**Material for this task**
________

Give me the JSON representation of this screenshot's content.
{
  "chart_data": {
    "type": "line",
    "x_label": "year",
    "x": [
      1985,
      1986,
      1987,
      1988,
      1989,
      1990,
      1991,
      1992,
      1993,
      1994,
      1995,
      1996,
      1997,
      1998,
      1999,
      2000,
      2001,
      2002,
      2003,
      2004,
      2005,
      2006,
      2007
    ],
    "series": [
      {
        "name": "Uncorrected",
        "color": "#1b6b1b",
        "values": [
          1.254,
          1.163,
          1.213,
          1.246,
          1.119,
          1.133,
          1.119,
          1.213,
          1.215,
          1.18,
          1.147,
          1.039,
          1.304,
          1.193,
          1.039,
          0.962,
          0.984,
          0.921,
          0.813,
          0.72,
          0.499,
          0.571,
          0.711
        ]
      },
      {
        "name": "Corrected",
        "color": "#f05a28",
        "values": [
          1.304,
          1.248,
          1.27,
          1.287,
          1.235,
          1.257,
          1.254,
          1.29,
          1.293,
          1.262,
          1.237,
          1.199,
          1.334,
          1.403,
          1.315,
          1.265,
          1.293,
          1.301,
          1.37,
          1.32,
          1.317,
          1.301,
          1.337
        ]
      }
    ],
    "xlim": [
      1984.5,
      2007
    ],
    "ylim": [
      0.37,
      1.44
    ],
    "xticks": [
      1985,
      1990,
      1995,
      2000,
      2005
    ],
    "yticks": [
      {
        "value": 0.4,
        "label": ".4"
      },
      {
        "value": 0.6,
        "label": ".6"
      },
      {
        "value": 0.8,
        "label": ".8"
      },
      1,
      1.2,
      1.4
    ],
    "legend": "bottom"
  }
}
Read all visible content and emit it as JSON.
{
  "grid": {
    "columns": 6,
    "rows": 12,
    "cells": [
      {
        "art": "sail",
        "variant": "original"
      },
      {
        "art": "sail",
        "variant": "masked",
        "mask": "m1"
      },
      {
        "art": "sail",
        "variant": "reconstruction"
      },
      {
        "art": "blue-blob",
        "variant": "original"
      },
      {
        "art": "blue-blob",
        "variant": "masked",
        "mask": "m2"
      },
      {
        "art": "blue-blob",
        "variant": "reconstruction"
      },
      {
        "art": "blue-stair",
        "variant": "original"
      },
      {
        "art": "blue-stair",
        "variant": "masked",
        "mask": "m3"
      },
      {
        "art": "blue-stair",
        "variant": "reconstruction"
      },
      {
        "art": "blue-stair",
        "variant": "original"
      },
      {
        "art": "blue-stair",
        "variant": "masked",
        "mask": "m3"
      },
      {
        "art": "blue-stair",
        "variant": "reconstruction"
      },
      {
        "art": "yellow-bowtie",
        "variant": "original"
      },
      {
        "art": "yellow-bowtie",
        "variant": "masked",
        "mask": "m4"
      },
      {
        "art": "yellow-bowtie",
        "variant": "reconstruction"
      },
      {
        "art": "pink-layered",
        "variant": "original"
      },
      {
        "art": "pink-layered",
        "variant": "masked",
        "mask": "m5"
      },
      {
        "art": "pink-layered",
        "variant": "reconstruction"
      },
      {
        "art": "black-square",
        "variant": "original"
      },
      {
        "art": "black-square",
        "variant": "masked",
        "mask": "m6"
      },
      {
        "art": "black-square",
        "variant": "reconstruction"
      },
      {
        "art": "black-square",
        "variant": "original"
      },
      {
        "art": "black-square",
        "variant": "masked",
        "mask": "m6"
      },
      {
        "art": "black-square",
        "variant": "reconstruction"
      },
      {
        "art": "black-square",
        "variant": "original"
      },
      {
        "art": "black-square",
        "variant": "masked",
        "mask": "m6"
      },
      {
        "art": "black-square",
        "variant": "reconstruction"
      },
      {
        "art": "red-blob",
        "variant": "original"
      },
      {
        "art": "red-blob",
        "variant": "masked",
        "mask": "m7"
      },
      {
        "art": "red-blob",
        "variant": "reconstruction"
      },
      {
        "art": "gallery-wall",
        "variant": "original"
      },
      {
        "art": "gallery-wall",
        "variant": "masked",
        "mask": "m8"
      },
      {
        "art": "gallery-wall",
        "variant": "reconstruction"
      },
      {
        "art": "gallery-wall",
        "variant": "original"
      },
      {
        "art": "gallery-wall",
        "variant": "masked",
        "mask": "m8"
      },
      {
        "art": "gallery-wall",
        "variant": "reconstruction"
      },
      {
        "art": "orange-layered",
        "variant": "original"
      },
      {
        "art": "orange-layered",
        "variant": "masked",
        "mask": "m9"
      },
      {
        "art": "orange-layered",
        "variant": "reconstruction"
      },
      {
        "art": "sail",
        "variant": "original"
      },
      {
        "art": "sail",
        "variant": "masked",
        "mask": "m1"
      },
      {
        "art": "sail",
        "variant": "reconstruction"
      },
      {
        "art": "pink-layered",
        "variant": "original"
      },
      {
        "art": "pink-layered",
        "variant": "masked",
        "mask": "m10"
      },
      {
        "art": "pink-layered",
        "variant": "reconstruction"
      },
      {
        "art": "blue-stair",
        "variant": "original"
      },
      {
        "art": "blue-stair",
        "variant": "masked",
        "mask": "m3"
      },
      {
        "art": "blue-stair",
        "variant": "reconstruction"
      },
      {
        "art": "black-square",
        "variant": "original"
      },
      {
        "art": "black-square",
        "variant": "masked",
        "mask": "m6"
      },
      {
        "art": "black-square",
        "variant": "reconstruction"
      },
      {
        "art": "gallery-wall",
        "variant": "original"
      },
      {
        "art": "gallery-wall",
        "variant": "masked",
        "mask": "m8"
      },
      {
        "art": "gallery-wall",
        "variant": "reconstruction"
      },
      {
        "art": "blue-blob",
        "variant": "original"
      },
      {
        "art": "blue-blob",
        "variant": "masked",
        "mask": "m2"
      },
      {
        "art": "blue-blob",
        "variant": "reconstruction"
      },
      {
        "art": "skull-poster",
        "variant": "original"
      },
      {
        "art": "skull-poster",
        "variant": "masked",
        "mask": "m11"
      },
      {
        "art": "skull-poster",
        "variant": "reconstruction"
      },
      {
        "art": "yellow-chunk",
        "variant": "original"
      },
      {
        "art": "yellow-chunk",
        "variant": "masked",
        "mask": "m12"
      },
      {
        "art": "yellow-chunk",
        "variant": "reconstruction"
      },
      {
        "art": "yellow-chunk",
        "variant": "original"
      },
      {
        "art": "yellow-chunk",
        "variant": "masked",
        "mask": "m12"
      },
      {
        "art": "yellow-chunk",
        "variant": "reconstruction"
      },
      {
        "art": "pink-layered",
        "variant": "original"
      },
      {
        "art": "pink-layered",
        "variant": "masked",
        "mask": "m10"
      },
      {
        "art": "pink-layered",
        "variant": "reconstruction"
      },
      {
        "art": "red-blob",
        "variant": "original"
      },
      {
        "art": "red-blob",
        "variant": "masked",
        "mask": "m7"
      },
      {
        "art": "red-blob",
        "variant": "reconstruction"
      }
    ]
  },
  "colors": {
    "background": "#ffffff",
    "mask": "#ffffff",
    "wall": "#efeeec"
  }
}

________

**Work instructions**
Copy down the material exactly as written.

**Response to the exercise**
Give me the JSON representation of this screenshot's content.
{
  "chart_data": {
    "type": "line",
    "x_label": "year",
    "x": [
      1985,
      1986,
      1987,
      1988,
      1989,
      1990,
      1991,
      1992,
      1993,
      1994,
      1995,
      1996,
      1997,
      1998,
      1999,
      2000,
      2001,
      2002,
      2003,
      2004,
      2005,
      2006,
      2007
    ],
    "series": [
      {
        "name": "Uncorrected",
        "color": "#1b6b1b",
        "values": [
          1.254,
          1.163,
          1.213,
          1.246,
          1.119,
          1.133,
          1.119,
          1.213,
          1.215,
          1.18,
          1.147,
          1.039,
          1.304,
          1.193,
          1.039,
          0.962,
          0.984,
          0.921,
          0.813,
          0.72,
          0.499,
          0.571,
          0.711
        ]
      },
      {
        "name": "Corrected",
        "color": "#f05a28",
        "values": [
          1.304,
          1.248,
          1.27,
          1.287,
          1.235,
          1.257,
          1.254,
          1.29,
          1.293,
          1.262,
          1.237,
          1.199,
          1.334,
          1.403,
          1.315,
          1.265,
          1.293,
          1.301,
          1.37,
          1.32,
          1.317,
          1.301,
          1.337
        ]
      }
    ],
    "xlim": [
      1984.5,
      2007
    ],
    "ylim": [
      0.37,
      1.44
    ],
    "xticks": [
      1985,
      1990,
      1995,
      2000,
      2005
    ],
    "yticks": [
      {
        "value": 0.4,
        "label": ".4"
      },
      {
        "value": 0.6,
        "label": ".6"
      },
      {
        "value": 0.8,
        "label": ".8"
      },
      1,
      1.2,
      1.4
    ],
    "legend": "bottom"
  }
}
Read all visible content and emit it as JSON.
{
  "grid": {
    "columns": 6,
    "rows": 12,
    "cells": [
      {
        "art": "sail",
        "variant": "original"
      },
      {
        "art": "sail",
        "variant": "masked",
        "mask": "m1"
      },
      {
        "art": "sail",
        "variant": "reconstruction"
      },
      {
        "art": "blue-blob",
        "variant": "original"
      },
      {
        "art": "blue-blob",
        "variant": "masked",
        "mask": "m2"
      },
      {
        "art": "blue-blob",
        "variant": "reconstruction"
      },
      {
        "art": "blue-stair",
        "variant": "original"
      },
      {
        "art": "blue-stair",
        "variant": "masked",
        "mask": "m3"
      },
      {
        "art": "blue-stair",
        "variant": "reconstruction"
      },
      {
        "art": "blue-stair",
        "variant": "original"
      },
      {
        "art": "blue-stair",
        "variant": "masked",
        "mask": "m3"
      },
      {
        "art": "blue-stair",
        "variant": "reconstruction"
      },
      {
        "art": "yellow-bowtie",
        "variant": "original"
      },
      {
        "art": "yellow-bowtie",
        "variant": "masked",
        "mask": "m4"
      },
      {
        "art": "yellow-bowtie",
        "variant": "reconstruction"
      },
      {
        "art": "pink-layered",
        "variant": "original"
      },
      {
        "art": "pink-layered",
        "variant": "masked",
        "mask": "m5"
      },
      {
        "art": "pink-layered",
        "variant": "reconstruction"
      },
      {
        "art": "black-square",
        "variant": "original"
      },
      {
        "art": "black-square",
        "variant": "masked",
        "mask": "m6"
      },
      {
        "art": "black-square",
        "variant": "reconstruction"
      },
      {
        "art": "black-square",
        "variant": "original"
      },
      {
        "art": "black-square",
        "variant": "masked",
        "mask": "m6"
      },
      {
        "art": "black-square",
        "variant": "reconstruction"
      },
      {
        "art": "black-square",
        "variant": "original"
      },
      {
        "art": "black-square",
        "variant": "masked",
        "mask": "m6"
      },
      {
        "art": "black-square",
        "variant": "reconstruction"
      },
      {
        "art": "red-blob",
        "variant": "original"
      },
      {
        "art": "red-blob",
        "variant": "masked",
        "mask": "m7"
      },
      {
        "art": "red-blob",
        "variant": "reconstruction"
      },
      {
        "art": "gallery-wall",
        "variant": "original"
      },
      {
        "art": "gallery-wall",
        "variant": "masked",
        "mask": "m8"
      },
      {
        "art": "gallery-wall",
        "variant": "reconstruction"
      },
      {
        "art": "gallery-wall",
        "variant": "original"
      },
      {
        "art": "gallery-wall",
        "variant": "masked",
        "mask": "m8"
      },
      {
        "art": "gallery-wall",
        "variant": "reconstruction"
      },
      {
        "art": "orange-layered",
        "variant": "original"
      },
      {
        "art": "orange-layered",
        "variant": "masked",
        "mask": "m9"
      },
      {
        "art": "orange-layered",
        "variant": "reconstruction"
      },
      {
        "art": "sail",
        "variant": "original"
      },
      {
        "art": "sail",
        "variant": "masked",
        "mask": "m1"
      },
      {
        "art": "sail",
        "variant": "reconstruction"
      },
      {
        "art": "pink-layered",
        "variant": "original"
      },
      {
        "art": "pink-layered",
        "variant": "masked",
        "mask": "m10"
      },
      {
        "art": "pink-layered",
        "variant": "reconstruction"
      },
      {
        "art": "blue-stair",
        "variant": "original"
      },
      {
        "art": "blue-stair",
        "variant": "masked",
        "mask": "m3"
      },
      {
        "art": "blue-stair",
        "variant": "reconstruction"
      },
      {
        "art": "black-square",
        "variant": "original"
      },
      {
        "art": "black-square",
        "variant": "masked",
        "mask": "m6"
      },
      {
        "art": "black-square",
        "variant": "reconstruction"
      },
      {
        "art": "gallery-wall",
        "variant": "original"
      },
      {
        "art": "gallery-wall",
        "variant": "masked",
        "mask": "m8"
      },
      {
        "art": "gallery-wall",
        "variant": "reconstruction"
      },
      {
        "art": "blue-blob",
        "variant": "original"
      },
      {
        "art": "blue-blob",
        "variant": "masked",
        "mask": "m2"
      },
      {
        "art": "blue-blob",
        "variant": "reconstruction"
      },
      {
        "art": "skull-poster",
        "variant": "original"
      },
      {
        "art": "skull-poster",
        "variant": "masked",
        "mask": "m11"
      },
      {
        "art": "skull-poster",
        "variant": "reconstruction"
      },
      {
        "art": "yellow-chunk",
        "variant": "original"
      },
      {
        "art": "yellow-chunk",
        "variant": "masked",
        "mask": "m12"
      },
      {
        "art": "yellow-chunk",
        "variant": "reconstruction"
      },
      {
        "art": "yellow-chunk",
        "variant": "original"
      },
      {
        "art": "yellow-chunk",
        "variant": "masked",
        "mask": "m12"
      },
      {
        "art": "yellow-chunk",
        "variant": "reconstruction"
      },
      {
        "art": "pink-layered",
        "variant": "original"
      },
      {
        "art": "pink-layered",
        "variant": "masked",
        "mask": "m10"
      },
      {
        "art": "pink-layered",
        "variant": "reconstruction"
      },
      {
        "art": "red-blob",
        "variant": "original"
      },
      {
        "art": "red-blob",
        "variant": "masked",
        "mask": "m7"
      },
      {
        "art": "red-blob",
        "variant": "reconstruction"
      }
    ]
  },
  "colors": {
    "background": "#ffffff",
    "mask": "#ffffff",
    "wall": "#efeeec"
  }
}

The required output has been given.